* _Material to process_
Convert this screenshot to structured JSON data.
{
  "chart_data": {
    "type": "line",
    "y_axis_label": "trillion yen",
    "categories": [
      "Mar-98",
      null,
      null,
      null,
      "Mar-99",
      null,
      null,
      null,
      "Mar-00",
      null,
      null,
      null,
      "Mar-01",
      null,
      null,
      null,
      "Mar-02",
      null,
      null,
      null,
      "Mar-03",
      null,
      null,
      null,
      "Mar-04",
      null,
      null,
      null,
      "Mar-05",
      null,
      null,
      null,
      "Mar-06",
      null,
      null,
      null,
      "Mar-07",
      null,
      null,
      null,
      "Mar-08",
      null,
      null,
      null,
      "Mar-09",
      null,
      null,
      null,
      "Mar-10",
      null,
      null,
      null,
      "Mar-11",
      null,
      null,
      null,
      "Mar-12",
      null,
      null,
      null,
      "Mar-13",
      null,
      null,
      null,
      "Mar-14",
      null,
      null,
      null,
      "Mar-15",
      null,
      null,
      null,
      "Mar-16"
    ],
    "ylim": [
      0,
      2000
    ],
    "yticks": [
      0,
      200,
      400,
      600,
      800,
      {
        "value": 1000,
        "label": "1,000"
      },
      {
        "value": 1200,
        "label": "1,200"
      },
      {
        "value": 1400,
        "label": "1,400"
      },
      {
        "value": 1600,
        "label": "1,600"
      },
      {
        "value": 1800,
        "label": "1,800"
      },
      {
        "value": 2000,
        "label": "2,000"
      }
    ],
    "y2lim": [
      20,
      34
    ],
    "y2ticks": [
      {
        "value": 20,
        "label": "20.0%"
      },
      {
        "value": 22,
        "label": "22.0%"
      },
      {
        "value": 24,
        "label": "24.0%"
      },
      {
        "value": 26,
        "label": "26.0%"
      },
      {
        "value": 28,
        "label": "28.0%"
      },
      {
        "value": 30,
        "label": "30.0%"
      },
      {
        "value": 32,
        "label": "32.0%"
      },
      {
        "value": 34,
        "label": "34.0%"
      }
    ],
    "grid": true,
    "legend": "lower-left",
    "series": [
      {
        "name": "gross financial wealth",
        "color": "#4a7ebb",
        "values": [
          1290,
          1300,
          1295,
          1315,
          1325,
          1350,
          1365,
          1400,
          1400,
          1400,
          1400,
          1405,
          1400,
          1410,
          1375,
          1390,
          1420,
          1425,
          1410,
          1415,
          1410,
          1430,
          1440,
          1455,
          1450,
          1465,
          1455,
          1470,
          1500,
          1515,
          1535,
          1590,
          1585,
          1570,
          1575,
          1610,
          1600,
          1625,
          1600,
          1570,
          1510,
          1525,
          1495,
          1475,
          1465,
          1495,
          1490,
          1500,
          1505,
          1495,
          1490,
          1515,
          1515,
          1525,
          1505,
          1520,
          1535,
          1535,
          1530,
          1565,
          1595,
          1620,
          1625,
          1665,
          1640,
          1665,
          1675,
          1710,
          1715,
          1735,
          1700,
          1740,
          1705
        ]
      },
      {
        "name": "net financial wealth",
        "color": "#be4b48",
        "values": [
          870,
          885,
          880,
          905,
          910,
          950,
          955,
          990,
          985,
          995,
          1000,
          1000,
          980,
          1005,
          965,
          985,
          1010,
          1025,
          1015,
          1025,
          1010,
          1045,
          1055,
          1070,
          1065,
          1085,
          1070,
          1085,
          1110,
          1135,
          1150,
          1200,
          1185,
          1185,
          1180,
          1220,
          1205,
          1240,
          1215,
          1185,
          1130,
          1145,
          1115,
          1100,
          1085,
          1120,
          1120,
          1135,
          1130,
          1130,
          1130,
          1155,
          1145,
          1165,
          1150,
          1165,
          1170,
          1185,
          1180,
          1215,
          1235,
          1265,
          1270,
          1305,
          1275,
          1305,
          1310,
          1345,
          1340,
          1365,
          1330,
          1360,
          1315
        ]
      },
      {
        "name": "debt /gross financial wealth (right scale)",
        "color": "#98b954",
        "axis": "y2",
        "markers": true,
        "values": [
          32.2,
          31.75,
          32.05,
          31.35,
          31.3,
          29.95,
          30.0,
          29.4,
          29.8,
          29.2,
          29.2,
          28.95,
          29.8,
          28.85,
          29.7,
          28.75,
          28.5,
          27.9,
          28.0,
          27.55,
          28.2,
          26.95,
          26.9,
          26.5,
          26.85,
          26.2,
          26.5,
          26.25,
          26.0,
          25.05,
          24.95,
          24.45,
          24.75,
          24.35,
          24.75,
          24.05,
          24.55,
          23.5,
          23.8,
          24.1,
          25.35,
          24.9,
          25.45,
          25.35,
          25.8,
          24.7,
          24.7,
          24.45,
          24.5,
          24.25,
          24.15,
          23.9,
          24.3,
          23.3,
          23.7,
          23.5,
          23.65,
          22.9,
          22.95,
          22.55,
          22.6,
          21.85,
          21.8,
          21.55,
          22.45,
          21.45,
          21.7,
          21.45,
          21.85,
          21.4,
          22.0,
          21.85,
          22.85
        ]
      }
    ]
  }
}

* _What is being asked_
Transcribe the data. Leave every line exactly as it is.

* _Problem solution_
Convert this screenshot to structured JSON data.
{
  "chart_data": {
    "type": "line",
    "y_axis_label": "trillion yen",
    "categories": [
      "Mar-98",
      null,
      null,
      null,
      "Mar-99",
      null,
      null,
      null,
      "Mar-00",
      null,
      null,
      null,
      "Mar-01",
      null,
      null,
      null,
      "Mar-02",
      null,
      null,
      null,
      "Mar-03",
      null,
      null,
      null,
      "Mar-04",
      null,
      null,
      null,
      "Mar-05",
      null,
      null,
      null,
      "Mar-06",
      null,
      null,
      null,
      "Mar-07",
      null,
      null,
      null,
      "Mar-08",
      null,
      null,
      null,
      "Mar-09",
      null,
      null,
      null,
      "Mar-10",
      null,
      null,
      null,
      "Mar-11",
      null,
      null,
      null,
      "Mar-12",
      null,
      null,
      null,
      "Mar-13",
      null,
      null,
      null,
      "Mar-14",
      null,
      null,
      null,
      "Mar-15",
      null,
      null,
      null,
      "Mar-16"
    ],
    "ylim": [
      0,
      2000
    ],
    "yticks": [
      0,
      200,
      400,
      600,
      800,
      {
        "value": 1000,
        "label": "1,000"
      },
      {
        "value": 1200,
        "label": "1,200"
      },
      {
        "value": 1400,
        "label": "1,400"
      },
      {
        "value": 1600,
        "label": "1,600"
      },
      {
        "value": 1800,
        "label": "1,800"
      },
      {
        "value": 2000,
        "label": "2,000"
      }
    ],
    "y2lim": [
      20,
      34
    ],
    "y2ticks": [
      {
        "value": 20,
        "label": "20.0%"
      },
      {
        "value": 22,
        "label": "22.0%"
      },
      {
        "value": 24,
        "label": "24.0%"
      },
      {
        "value": 26,
        "label": "26.0%"
      },
      {
        "value": 28,
        "label": "28.0%"
      },
      {
        "value": 30,
        "label": "30.0%"
      },
      {
        "value": 32,
        "label": "32.0%"
      },
      {
        "value": 34,
        "label": "34.0%"
      }
    ],
    "grid": true,
    "legend": "lower-left",
    "series": [
      {
        "name": "gross financial wealth",
        "color": "#4a7ebb",
        "values": [
          1290,
          1300,
          1295,
          1315,
          1325,
          1350,
          1365,
          1400,
          1400,
          1400,
          1400,
          1405,
          1400,
          1410,
          1375,
          1390,
          1420,
          1425,
          1410,
          1415,
          1410,
          1430,
          1440,
          1455,
          1450,
          1465,
          1455,
          1470,
          1500,
          1515,
          1535,
          1590,
          1585,
          1570,
          1575,
          1610,
          1600,
          1625,
          1600,
          1570,
          1510,
          1525,
          1495,
          1475,
          1465,
          1495,
          1490,
          1500,
          1505,
          1495,
          1490,
          1515,
          1515,
          1525,
          1505,
          1520,
          1535,
          1535,
          1530,
          1565,
          1595,
          1620,
          1625,
          1665,
          1640,
          1665,
          1675,
          1710,
          1715,
          1735,
          1700,
          1740,
          1705
        ]
      },
      {
        "name": "net financial wealth",
        "color": "#be4b48",
        "values": [
          870,
          885,
          880,
          905,
          910,
          950,
          955,
          990,
          985,
          995,
          1000,
          1000,
          980,
          1005,
          965,
          985,
          1010,
          1025,
          1015,
          1025,
          1010,
          1045,
          1055,
          1070,
          1065,
          1085,
          1070,
          1085,
          1110,
          1135,
          1150,
          1200,
          1185,
          1185,
          1180,
          1220,
          1205,
          1240,
          1215,
          1185,
          1130,
          1145,
          1115,
          1100,
          1085,
          1120,
          1120,
          1135,
          1130,
          1130,
          1130,
          1155,
          1145,
          1165,
          1150,
          1165,
          1170,
          1185,
          1180,
          1215,
          1235,
          1265,
          1270,
          1305,
          1275,
          1305,
          1310,
          1345,
          1340,
          1365,
          1330,
          1360,
          1315
        ]
      },
      {
        "name": "debt /gross financial wealth (right scale)",
        "color": "#98b954",
        "axis": "y2",
        "markers": true,
        "values": [
          32.2,
          31.75,
          32.05,
          31.35,
          31.3,
          29.95,
          30.0,
          29.4,
          29.8,
          29.2,
          29.2,
          28.95,
          29.8,
          28.85,
          29.7,
          28.75,
          28.5,
          27.9,
          28.0,
          27.55,
          28.2,
          26.95,
          26.9,
          26.5,
          26.85,
          26.2,
          26.5,
          26.25,
          26.0,
          25.05,
          24.95,
          24.45,
          24.75,
          24.35,
          24.75,
          24.05,
          24.55,
          23.5,
          23.8,
          24.1,
          25.35,
          24.9,
          25.45,
          25.35,
          25.8,
          24.7,
          24.7,
          24.45,
          24.5,
          24.25,
          24.15,
          23.9,
          24.3,
          23.3,
          23.7,
          23.5,
          23.65,
          22.9,
          22.95,
          22.55,
          22.6,
          21.85,
          21.8,
          21.55,
          22.45,
          21.45,
          21.7,
          21.45,
          21.85,
          21.4,
          22.0,
          21.85,
          22.85
        ]
      }
    ]
  }
}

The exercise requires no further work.